PSA processes were first used for gas separation in which only one of the key components was recovered at high purity. For example, from 100 moles of feedstream containing 80 moles hydrogen and 20 moles carbon monoxide, the process of Wagner, U.S. Pat. No. 3,430,418, could separate 60 moles of hydrogen at 99.999% purity, but no pure carbon monoxide could be recovered; 20 moles of carbon monoxide and 20 moles of hydrogen remained mixed at 50% purity each. A complete separation could not be made. Only the less adsorbable, light component was recovered at high purity.
For the recovery of a pure, more readily adsorbed heavy component, an additional step was necessary, namely, rinsing of the bed with a heavy component to displace the light component from the bed prior to depressurization. This rinsing step is described in several earlier patents. The problems with these processes are the following: (a) if the rinsing is complete and the light component is completely displaced from the bed, pure heavy component can be obtained, but the adsorption front of the heavy component breaks through to the light component and the latter cannot be recovered at high purity; (b) if the displacement of the light component is incomplete and if such bed is depressurized countercurrently to recover the heavy key component at the feed end, the light component still present in the bed reaches the feed end very rapidly and the purity of the heavy component drops. It is, therefore, not practical with the prior art processes to obtain both key components at high purity in a single PSA unit.

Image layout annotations
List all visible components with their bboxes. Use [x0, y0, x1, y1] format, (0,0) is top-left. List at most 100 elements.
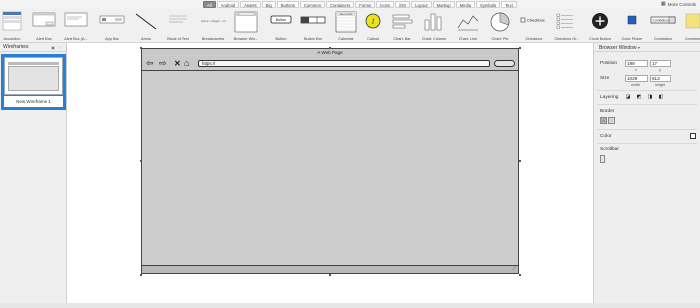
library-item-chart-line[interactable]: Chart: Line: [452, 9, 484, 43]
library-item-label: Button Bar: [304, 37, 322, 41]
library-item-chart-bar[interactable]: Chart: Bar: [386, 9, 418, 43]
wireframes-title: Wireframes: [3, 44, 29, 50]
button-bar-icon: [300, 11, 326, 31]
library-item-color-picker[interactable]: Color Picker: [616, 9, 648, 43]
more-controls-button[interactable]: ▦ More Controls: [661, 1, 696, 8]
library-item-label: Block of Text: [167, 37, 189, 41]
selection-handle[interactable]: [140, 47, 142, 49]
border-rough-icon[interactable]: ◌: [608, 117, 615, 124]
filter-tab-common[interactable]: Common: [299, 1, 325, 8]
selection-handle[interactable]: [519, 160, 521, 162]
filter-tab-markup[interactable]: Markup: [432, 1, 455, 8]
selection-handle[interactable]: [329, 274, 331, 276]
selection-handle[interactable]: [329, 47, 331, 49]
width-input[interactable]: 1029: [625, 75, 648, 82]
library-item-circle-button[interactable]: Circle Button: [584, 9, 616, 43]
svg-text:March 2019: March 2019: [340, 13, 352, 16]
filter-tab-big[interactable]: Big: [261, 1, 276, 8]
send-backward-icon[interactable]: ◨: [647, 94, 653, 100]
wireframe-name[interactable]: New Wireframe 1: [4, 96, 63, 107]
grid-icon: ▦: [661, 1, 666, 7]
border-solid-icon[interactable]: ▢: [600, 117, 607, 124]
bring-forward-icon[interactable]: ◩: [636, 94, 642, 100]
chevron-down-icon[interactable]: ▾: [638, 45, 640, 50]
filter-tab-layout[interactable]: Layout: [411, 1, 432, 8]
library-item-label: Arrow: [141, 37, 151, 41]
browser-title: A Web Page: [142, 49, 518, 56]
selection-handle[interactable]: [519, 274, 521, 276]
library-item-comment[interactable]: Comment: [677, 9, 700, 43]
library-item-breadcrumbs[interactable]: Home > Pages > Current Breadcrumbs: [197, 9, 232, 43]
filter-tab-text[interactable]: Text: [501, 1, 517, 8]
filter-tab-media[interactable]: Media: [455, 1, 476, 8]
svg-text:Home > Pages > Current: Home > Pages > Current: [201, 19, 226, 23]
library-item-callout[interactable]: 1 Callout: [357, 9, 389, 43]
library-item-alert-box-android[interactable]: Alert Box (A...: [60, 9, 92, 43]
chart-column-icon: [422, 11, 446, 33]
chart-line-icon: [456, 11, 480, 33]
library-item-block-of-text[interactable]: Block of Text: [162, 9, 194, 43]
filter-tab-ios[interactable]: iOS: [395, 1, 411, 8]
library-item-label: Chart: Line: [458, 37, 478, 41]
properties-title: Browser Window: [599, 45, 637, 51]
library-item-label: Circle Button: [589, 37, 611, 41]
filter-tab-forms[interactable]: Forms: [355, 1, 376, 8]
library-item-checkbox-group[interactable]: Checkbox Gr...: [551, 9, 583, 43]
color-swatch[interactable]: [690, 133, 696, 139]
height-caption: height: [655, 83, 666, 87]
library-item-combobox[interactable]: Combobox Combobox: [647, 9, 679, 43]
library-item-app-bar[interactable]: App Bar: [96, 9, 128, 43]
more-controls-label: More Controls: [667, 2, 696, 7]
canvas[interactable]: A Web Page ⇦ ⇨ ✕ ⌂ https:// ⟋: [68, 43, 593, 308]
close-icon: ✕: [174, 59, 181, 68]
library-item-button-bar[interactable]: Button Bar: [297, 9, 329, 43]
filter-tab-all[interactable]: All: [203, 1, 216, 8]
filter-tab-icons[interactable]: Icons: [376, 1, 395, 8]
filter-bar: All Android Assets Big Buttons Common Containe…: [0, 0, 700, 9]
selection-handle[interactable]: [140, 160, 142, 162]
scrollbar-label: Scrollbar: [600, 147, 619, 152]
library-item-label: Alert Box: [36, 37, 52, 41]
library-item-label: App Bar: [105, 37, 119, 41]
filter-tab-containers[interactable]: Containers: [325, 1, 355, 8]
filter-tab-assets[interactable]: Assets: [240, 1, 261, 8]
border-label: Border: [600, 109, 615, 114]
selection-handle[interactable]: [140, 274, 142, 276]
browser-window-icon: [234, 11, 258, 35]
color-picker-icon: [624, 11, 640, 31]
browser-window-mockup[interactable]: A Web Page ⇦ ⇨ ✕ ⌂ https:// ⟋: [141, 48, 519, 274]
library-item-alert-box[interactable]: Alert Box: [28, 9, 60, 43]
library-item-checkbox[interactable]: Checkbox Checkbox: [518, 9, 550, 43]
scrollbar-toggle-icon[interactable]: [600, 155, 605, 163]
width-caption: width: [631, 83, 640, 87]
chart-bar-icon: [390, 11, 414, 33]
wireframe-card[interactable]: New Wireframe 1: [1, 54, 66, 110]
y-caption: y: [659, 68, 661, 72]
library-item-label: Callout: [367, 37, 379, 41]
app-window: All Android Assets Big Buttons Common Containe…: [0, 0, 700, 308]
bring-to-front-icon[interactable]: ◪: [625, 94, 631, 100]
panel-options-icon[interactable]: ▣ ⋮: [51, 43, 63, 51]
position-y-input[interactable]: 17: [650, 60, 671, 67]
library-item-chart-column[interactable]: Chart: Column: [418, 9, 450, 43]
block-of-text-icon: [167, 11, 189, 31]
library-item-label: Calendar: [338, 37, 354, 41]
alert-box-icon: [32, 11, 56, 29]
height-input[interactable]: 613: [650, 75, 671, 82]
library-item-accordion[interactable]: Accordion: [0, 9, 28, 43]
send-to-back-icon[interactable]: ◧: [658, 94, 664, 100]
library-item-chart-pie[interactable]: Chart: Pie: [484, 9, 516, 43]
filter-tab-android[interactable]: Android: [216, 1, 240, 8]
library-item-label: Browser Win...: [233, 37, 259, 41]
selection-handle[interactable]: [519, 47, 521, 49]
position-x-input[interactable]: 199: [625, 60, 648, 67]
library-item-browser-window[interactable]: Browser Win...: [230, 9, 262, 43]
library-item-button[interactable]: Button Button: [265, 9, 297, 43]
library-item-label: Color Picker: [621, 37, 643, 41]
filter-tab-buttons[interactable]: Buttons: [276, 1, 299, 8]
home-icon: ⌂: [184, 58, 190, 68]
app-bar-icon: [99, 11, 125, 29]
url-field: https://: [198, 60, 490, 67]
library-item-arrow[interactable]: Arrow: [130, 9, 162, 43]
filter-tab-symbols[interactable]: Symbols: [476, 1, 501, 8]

**Task instructions:**
A) In the PSA passage, list every amount stated in moles, in order of appearance, with the substance each one refers to.
B) Write the next paragraph of the PSA passage, starting after its final sentence.
The data has no connection to the PSA passage.

**Outputs for the tasks:**
A)
100 moles of feedstream
80 moles of hydrogen
20 moles of carbon monoxide
60 moles of hydrogen
20 moles of carbon monoxide
20 moles of hydrogen

B)
Such complete separations can be obtained, however, by two separate pressure swing adsorption processing units wherein each unit includes several fixed beds. From a feedstream containing, for example, hydrogen and carbon monoxide (CO), the first unit recovers pure hydrogen and a carbon monoxide-rich gas containing 70% carbon monoxide. This feedstream is compressed and passed through a second PSA unit which recovers pure carbon monoxide and a hydrogen-rich gas. The hydrogen-rich gas can be added as feedstream to the first PSA unit and then the cycle is repeated. The combination of the two independent PSA units can make an excellent separation at very high flexibility. For example, from a feedstream with two components this system can recover more than 99.8% of the adsorbable "light" component such as hydrogen at a purity of 99.999% and also recover essentially 100% of the more readily adsorbed, heavy component, such as carbon monoxide, at a purity higher than 99.5%.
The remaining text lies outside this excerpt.